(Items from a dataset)
▼
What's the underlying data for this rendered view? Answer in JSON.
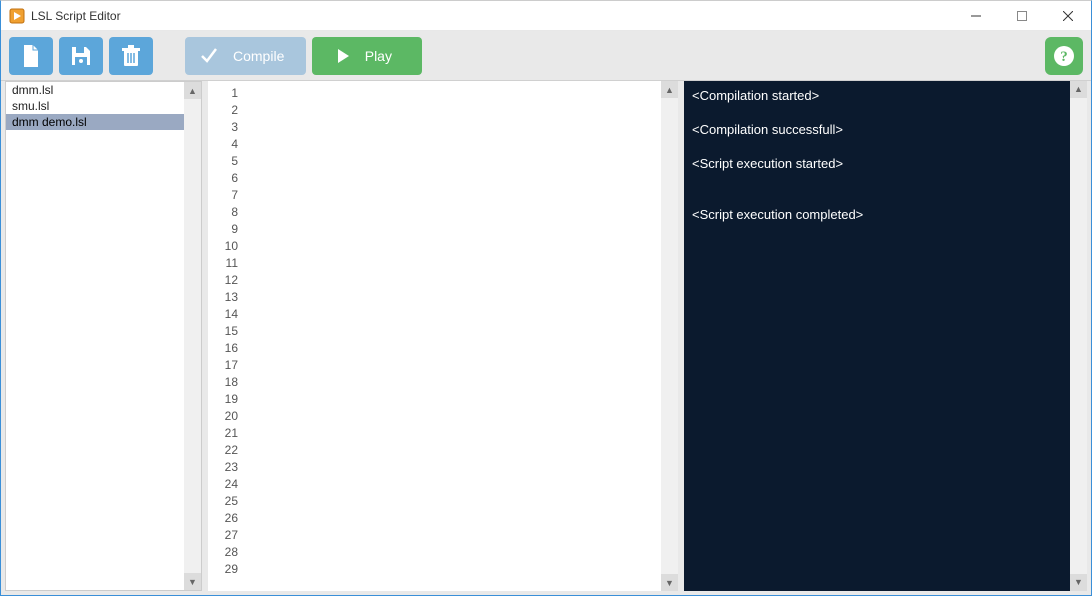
{
  "window": {
    "title": "LSL Script Editor"
  },
  "toolbar": {
    "new_label": "",
    "save_label": "",
    "delete_label": "",
    "compile_label": "Compile",
    "play_label": "Play",
    "help_label": ""
  },
  "files": {
    "items": [
      {
        "name": "dmm.lsl",
        "selected": false
      },
      {
        "name": "smu.lsl",
        "selected": false
      },
      {
        "name": "dmm demo.lsl",
        "selected": true
      }
    ]
  },
  "editor": {
    "line_start": 1,
    "line_end": 29,
    "content": ""
  },
  "output": {
    "messages": [
      "<Compilation started>",
      "<Compilation successfull>",
      "<Script execution started>",
      "",
      "<Script execution completed>"
    ]
  }
}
▲
- AIM
Display every line of the listing that contains the string "started".

- EXERCISE RESULT
      "<Compilation started>",
      "<Script execution started>",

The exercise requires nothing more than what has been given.